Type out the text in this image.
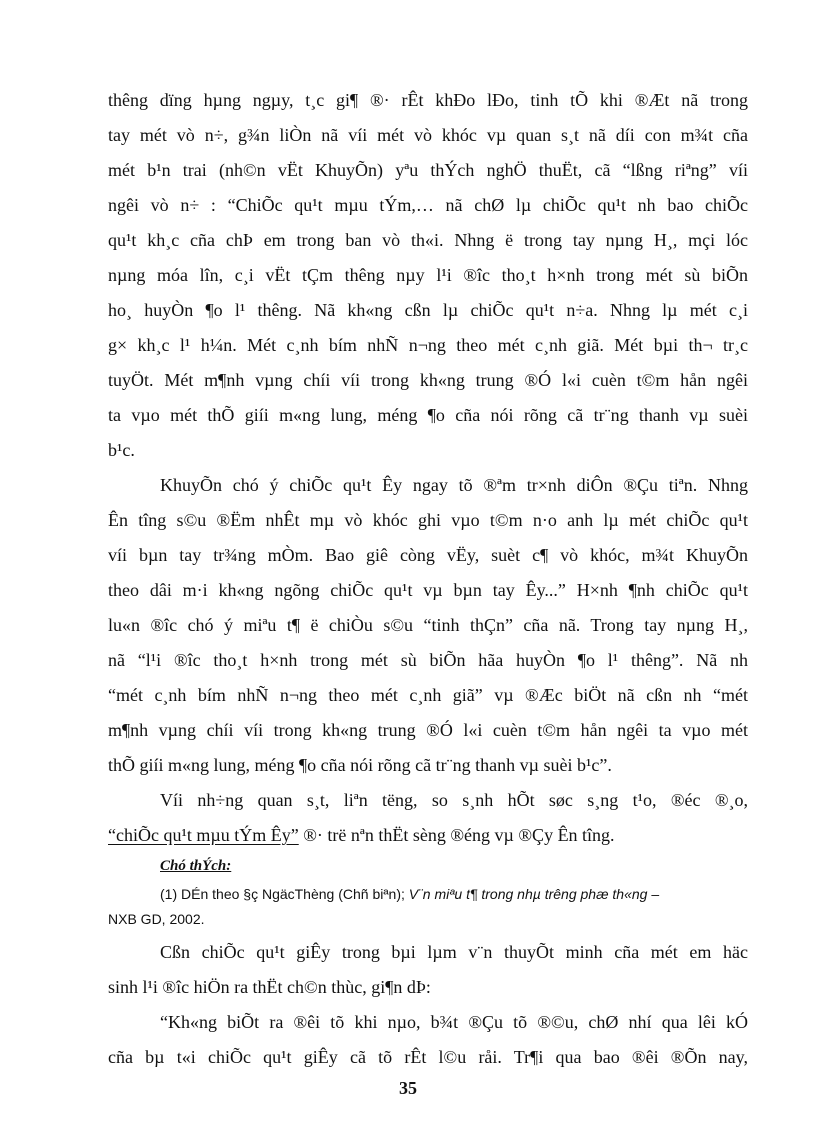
thêng dïng hµng ngµy, t¸c gi¶ ®· rÊt khÐo lÐo, tinh tÕ khi ®Æt nã trong
tay mét vò n÷, g¾n liÒn nã víi mét vò khóc vµ quan s¸t nã díi con m¾t cña
mét b¹n trai (nh©n vËt KhuyÕn) yªu thÝch nghÖ thuËt, cã “lßng riªng” víi
ngêi vò n÷ : “ChiÕc qu¹t mµu tÝm,… nã chØ lµ chiÕc qu¹t nh bao chiÕc
qu¹t kh¸c cña chÞ em trong ban vò th«i. Nhng ë trong tay nµng H¸, mçi lóc
nµng móa lîn, c¸i vËt tÇm thêng nµy l¹i ®îc tho¸t h×nh trong mét sù biÕn
ho¸ huyÒn ¶o l¹ thêng. Nã kh«ng cßn lµ chiÕc qu¹t n÷a. Nhng lµ mét c¸i
g× kh¸c l¹ h¼n. Mét c¸nh bím nhÑ n¬ng theo mét c¸nh giã. Mét bµi th¬ tr¸c
tuyÖt. Mét m¶nh vµng chíi víi trong kh«ng trung ®Ó l«i cuèn t©m hån ngêi
ta vµo mét thÕ giíi m«ng lung, méng ¶o cña nói rõng cã tr¨ng thanh vµ suèi
b¹c.
KhuyÕn chó ý chiÕc qu¹t Êy ngay tõ ®ªm tr×nh diÔn ®Çu tiªn. Nhng
Ên tîng s©u ®Ëm nhÊt mµ vò khóc ghi vµo t©m n·o anh lµ mét chiÕc qu¹t
víi bµn tay tr¾ng mÒm. Bao giê còng vËy, suèt c¶ vò khóc, m¾t KhuyÕn
theo dâi m·i kh«ng ngõng chiÕc qu¹t vµ bµn tay Êy...” H×nh ¶nh chiÕc qu¹t
lu«n ®îc chó ý miªu t¶ ë chiÒu s©u “tinh thÇn” cña nã. Trong tay nµng H¸,
nã “l¹i ®îc tho¸t h×nh trong mét sù biÕn hãa huyÒn ¶o l¹ thêng”. Nã nh
“mét c¸nh bím nhÑ n¬ng theo mét c¸nh giã” vµ ®Æc biÖt nã cßn nh “mét
m¶nh vµng chíi víi trong kh«ng trung ®Ó l«i cuèn t©m hån ngêi ta vµo mét
thÕ giíi m«ng lung, méng ¶o cña nói rõng cã tr¨ng thanh vµ suèi b¹c”.
Víi nh÷ng quan s¸t, liªn tëng, so s¸nh hÕt søc s¸ng t¹o, ®éc ®¸o,
“chiÕc qu¹t mµu tÝm Êy” ®· trë nªn thËt sèng ®éng vµ ®Çy Ên tîng.
Chó thÝch:
(1) DÉn theo §ç NgäcThèng (Chñ biªn); V¨n miªu t¶ trong nhµ trêng phæ th«ng –
NXB GD, 2002.
Cßn chiÕc qu¹t giÊy trong bµi lµm v¨n thuyÕt minh cña mét em häc
sinh l¹i ®îc hiÖn ra thËt ch©n thùc, gi¶n dÞ:
“Kh«ng biÕt ra ®êi tõ khi nµo, b¾t ®Çu tõ ®©u, chØ nhí qua lêi kÓ
cña bµ t«i chiÕc qu¹t giÊy cã tõ rÊt l©u råi. Tr¶i qua bao ®êi ®Õn nay,
35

============================================================

- [Your instructions]
In the material above, show every line where the word "vµng" turns up.

- [Written response]
tuyÖt. Mét m¶nh vµng chíi víi trong kh«ng trung ®Ó l«i cuèn t©m hån ngêi
m¶nh vµng chíi víi trong kh«ng trung ®Ó l«i cuèn t©m hån ngêi ta vµo mét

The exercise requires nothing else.